(WHAT TO PRODUCE):
Every line containing the word "title" is to be copied from the data below.
%%
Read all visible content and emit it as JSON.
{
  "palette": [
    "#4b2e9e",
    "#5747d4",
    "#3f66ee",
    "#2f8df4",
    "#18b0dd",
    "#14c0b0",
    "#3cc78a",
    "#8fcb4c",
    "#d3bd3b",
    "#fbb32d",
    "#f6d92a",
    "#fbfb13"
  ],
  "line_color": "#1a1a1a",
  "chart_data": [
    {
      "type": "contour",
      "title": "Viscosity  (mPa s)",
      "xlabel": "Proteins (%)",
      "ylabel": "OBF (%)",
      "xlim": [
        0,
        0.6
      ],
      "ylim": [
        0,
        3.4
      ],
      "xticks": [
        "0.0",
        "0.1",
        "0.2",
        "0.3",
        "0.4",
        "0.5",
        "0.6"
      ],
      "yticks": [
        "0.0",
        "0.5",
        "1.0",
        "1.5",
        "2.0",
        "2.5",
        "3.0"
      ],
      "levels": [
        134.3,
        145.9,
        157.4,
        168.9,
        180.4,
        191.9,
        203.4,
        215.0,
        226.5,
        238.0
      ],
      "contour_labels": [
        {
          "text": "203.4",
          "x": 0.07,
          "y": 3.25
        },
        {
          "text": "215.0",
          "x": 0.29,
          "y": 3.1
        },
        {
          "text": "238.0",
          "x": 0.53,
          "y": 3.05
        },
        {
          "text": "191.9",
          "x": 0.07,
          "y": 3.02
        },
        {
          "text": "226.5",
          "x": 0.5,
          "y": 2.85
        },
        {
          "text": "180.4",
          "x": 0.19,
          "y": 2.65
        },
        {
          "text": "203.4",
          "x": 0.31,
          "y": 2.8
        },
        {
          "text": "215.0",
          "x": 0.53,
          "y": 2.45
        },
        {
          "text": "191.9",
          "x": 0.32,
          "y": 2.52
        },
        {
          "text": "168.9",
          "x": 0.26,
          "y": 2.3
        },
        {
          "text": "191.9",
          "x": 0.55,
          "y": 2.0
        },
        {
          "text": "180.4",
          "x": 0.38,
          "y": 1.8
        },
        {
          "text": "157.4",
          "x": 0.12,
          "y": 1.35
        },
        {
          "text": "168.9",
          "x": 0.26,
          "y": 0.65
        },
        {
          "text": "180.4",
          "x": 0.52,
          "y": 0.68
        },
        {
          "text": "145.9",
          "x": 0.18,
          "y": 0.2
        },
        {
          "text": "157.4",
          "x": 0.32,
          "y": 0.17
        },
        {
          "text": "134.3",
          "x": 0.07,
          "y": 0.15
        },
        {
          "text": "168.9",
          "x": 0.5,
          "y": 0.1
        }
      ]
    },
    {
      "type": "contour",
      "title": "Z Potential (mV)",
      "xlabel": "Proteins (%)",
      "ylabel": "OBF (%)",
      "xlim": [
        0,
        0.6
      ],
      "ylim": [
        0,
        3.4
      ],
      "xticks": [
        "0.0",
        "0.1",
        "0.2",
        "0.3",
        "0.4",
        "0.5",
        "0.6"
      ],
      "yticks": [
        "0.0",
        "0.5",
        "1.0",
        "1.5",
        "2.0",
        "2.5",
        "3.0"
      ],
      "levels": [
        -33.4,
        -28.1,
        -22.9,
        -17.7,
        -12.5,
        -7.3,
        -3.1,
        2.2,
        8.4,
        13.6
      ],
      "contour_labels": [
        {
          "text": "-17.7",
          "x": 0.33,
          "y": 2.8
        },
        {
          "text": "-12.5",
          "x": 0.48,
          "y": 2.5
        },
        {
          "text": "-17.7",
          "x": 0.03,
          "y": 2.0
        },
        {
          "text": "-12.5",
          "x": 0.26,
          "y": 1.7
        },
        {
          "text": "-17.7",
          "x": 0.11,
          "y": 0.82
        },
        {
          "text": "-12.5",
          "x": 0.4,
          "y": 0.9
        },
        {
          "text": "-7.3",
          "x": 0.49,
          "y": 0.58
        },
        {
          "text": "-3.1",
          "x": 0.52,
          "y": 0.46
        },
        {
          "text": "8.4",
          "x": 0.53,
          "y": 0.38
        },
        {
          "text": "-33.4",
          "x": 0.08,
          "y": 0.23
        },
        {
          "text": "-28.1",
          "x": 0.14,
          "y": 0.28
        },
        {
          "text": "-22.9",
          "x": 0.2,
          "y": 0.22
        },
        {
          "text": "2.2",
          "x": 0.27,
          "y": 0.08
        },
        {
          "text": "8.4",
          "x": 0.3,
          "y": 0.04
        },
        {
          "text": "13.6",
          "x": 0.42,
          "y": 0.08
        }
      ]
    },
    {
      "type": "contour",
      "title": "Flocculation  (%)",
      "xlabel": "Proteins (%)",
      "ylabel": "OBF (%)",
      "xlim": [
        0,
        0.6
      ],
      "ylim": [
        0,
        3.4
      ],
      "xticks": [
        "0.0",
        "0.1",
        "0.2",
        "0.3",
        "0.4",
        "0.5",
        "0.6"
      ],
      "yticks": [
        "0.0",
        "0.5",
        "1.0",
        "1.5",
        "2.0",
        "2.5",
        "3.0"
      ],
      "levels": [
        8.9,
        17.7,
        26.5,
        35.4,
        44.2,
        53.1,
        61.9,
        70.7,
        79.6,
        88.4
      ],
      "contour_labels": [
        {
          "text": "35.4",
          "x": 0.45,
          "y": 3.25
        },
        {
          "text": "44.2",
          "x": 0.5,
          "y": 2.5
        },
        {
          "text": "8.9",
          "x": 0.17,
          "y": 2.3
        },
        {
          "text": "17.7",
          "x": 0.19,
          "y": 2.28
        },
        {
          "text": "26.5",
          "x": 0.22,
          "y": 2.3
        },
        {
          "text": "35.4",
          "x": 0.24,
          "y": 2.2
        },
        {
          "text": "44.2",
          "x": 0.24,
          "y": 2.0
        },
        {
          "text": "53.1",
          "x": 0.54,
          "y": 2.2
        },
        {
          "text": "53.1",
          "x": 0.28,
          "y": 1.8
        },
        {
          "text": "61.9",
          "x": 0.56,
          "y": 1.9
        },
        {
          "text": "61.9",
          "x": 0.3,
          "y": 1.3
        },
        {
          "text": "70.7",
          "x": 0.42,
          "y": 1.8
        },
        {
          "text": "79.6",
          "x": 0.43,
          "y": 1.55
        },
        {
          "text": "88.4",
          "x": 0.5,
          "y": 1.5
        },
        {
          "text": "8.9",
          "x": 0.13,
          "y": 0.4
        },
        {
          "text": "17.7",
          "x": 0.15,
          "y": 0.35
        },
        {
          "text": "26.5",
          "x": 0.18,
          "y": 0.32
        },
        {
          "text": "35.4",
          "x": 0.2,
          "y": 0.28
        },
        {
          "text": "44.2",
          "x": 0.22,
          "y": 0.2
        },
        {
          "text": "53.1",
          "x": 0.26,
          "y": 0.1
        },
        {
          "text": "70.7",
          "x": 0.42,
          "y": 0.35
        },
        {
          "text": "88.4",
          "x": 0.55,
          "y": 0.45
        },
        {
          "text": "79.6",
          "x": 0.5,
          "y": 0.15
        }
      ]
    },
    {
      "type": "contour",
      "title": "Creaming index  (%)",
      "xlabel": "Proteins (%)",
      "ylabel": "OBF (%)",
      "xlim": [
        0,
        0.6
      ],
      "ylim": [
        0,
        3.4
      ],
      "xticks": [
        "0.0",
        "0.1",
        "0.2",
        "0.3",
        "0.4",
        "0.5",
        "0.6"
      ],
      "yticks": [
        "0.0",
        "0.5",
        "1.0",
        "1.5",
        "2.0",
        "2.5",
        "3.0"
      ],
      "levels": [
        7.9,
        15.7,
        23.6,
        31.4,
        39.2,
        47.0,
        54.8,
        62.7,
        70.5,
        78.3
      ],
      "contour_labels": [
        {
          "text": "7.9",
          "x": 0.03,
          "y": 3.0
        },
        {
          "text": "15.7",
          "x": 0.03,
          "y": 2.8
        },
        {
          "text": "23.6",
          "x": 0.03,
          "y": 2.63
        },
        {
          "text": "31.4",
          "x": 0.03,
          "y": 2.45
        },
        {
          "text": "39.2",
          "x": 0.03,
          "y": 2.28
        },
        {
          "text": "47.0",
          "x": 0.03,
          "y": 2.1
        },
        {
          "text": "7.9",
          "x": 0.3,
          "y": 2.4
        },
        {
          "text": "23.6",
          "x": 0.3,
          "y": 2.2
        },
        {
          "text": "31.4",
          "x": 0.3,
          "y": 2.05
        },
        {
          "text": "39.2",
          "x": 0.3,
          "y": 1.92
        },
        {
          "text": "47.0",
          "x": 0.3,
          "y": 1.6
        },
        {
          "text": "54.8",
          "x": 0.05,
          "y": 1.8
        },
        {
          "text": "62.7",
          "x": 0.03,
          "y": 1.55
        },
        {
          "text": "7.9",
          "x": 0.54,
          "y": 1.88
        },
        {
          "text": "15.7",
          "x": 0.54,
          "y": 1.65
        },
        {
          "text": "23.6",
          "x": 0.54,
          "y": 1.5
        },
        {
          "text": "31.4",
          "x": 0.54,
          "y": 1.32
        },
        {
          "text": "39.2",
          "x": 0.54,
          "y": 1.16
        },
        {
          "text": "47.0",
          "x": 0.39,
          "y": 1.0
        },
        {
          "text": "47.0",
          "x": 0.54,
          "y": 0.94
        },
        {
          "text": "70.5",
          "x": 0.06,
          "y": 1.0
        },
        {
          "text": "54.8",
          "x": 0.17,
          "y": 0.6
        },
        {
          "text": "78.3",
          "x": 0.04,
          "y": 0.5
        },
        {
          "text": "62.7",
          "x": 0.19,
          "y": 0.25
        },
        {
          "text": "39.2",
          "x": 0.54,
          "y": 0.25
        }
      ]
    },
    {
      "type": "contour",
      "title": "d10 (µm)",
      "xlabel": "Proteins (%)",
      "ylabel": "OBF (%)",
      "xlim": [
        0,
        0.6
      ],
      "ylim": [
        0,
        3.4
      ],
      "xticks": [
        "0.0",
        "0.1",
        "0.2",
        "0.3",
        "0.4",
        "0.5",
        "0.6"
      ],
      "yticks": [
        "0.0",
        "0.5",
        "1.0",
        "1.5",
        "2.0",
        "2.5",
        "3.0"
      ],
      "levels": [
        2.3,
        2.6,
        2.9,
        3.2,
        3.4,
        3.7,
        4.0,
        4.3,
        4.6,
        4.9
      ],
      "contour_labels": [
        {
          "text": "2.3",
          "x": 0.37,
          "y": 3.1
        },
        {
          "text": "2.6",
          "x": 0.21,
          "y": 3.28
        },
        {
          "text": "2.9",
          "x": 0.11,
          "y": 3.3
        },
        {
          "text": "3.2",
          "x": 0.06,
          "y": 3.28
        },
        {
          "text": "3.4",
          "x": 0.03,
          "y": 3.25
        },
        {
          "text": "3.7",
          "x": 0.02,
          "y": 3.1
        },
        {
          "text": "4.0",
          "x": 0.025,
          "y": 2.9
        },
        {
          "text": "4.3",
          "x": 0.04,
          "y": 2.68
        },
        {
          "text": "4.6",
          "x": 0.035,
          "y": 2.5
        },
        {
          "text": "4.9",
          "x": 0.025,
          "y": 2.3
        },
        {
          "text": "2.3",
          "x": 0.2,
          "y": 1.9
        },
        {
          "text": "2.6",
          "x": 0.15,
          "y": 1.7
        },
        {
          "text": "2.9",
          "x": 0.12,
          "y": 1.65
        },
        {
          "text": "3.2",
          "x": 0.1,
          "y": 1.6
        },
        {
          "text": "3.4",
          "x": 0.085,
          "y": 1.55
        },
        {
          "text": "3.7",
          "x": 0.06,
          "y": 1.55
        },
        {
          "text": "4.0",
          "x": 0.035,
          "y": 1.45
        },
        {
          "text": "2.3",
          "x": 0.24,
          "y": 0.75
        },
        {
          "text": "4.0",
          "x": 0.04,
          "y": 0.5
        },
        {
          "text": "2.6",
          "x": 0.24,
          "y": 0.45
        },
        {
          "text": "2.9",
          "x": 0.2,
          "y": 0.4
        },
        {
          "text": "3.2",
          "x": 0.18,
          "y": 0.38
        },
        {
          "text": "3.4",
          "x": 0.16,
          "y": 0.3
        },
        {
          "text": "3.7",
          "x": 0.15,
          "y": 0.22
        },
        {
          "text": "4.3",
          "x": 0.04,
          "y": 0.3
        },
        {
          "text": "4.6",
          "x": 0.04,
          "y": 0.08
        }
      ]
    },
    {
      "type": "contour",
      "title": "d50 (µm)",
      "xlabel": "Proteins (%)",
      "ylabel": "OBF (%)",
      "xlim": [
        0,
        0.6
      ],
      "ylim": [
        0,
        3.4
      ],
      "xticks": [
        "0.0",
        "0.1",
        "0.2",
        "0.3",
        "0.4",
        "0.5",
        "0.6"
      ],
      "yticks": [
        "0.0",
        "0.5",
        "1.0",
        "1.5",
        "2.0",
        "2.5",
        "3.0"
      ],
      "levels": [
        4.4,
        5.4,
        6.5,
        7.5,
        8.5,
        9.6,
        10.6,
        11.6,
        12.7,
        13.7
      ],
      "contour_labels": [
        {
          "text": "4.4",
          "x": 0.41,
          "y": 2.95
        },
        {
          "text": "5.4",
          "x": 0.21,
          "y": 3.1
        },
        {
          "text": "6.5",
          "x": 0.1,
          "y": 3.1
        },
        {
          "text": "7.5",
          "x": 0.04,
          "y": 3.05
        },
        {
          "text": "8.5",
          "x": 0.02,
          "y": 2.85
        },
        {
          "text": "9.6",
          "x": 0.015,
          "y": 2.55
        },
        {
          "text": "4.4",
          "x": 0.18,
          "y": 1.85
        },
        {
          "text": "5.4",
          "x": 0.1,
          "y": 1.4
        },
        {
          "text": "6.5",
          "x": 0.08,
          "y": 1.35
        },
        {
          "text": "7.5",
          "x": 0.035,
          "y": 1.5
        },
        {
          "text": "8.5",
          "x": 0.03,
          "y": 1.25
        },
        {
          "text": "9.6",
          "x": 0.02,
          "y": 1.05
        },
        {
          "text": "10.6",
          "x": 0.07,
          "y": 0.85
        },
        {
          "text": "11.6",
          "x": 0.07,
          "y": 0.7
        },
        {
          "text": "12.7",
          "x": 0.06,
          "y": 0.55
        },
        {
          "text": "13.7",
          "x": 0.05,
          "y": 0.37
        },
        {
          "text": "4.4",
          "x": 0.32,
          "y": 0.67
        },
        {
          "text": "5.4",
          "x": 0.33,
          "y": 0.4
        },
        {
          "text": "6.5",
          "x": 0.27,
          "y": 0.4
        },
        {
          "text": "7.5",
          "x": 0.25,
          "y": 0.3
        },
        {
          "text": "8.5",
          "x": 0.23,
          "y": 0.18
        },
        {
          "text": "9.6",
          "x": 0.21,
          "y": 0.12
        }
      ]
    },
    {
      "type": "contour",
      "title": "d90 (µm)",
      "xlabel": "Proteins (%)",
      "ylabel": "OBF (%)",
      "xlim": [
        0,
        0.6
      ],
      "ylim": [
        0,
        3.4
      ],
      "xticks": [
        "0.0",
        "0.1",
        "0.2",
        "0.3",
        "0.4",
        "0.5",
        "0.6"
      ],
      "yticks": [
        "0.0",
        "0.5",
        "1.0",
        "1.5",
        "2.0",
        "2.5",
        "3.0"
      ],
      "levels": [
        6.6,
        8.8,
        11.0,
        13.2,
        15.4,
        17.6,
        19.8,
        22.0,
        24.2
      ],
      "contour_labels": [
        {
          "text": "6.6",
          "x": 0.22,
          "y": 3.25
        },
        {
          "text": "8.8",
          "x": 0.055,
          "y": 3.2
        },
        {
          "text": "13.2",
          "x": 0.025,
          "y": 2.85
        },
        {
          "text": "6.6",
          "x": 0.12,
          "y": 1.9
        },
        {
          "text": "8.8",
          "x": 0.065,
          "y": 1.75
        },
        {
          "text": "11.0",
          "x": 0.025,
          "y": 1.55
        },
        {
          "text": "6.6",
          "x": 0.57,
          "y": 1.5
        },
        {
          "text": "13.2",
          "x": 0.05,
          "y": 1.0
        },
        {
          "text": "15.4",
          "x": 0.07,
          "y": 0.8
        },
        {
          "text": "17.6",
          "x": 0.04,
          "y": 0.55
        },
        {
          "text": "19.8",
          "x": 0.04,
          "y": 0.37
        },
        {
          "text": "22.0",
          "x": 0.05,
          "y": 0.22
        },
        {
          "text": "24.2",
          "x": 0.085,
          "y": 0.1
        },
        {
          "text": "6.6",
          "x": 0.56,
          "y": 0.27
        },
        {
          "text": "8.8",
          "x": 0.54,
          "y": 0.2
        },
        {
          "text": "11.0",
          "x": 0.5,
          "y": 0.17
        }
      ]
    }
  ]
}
%%
(COMPLETED EXERCISE):
      "title": "Viscosity  (mPa s)",
      "title": "Z Potential (mV)",
      "title": "Flocculation  (%)",
      "title": "Creaming index  (%)",
      "title": "d10 (µm)",
      "title": "d50 (µm)",
      "title": "d90 (µm)",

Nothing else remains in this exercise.